Prompt = The line containing "Transcribe this chart's" and every line after it, through the last, are to be extracted exactly; no other lines belong in the answer.

▽

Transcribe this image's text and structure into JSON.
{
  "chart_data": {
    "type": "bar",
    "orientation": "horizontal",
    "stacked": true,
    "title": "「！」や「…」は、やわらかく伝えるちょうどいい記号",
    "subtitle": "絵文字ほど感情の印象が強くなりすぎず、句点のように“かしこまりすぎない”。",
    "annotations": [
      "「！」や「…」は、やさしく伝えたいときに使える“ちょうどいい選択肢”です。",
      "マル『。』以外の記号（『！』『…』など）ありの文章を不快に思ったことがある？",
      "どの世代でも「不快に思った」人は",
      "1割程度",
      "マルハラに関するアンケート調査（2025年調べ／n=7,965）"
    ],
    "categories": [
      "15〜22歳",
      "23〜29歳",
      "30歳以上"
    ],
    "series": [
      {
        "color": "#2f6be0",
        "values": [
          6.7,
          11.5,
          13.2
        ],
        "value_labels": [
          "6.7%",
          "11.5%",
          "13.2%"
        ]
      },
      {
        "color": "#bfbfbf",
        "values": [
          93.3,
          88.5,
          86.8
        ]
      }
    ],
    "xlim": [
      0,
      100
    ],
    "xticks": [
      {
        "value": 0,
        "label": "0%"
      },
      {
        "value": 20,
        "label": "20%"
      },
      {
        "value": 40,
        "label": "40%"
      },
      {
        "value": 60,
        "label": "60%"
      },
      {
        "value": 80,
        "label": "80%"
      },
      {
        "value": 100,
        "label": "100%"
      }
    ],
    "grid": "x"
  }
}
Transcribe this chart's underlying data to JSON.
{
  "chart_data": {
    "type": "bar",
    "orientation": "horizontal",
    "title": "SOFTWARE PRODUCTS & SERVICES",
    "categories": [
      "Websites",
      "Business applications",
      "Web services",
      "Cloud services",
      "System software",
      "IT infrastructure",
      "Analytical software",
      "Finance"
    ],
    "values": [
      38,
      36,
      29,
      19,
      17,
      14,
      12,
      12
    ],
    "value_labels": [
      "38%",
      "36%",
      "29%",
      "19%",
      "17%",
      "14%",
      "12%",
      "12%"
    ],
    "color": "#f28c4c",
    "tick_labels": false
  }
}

△

Right answer =
Transcribe this chart's underlying data to JSON.
{
  "chart_data": {
    "type": "bar",
    "orientation": "horizontal",
    "title": "SOFTWARE PRODUCTS & SERVICES",
    "categories": [
      "Websites",
      "Business applications",
      "Web services",
      "Cloud services",
      "System software",
      "IT infrastructure",
      "Analytical software",
      "Finance"
    ],
    "values": [
      38,
      36,
      29,
      19,
      17,
      14,
      12,
      12
    ],
    "value_labels": [
      "38%",
      "36%",
      "29%",
      "19%",
      "17%",
      "14%",
      "12%",
      "12%"
    ],
    "color": "#f28c4c",
    "tick_labels": false
  }
}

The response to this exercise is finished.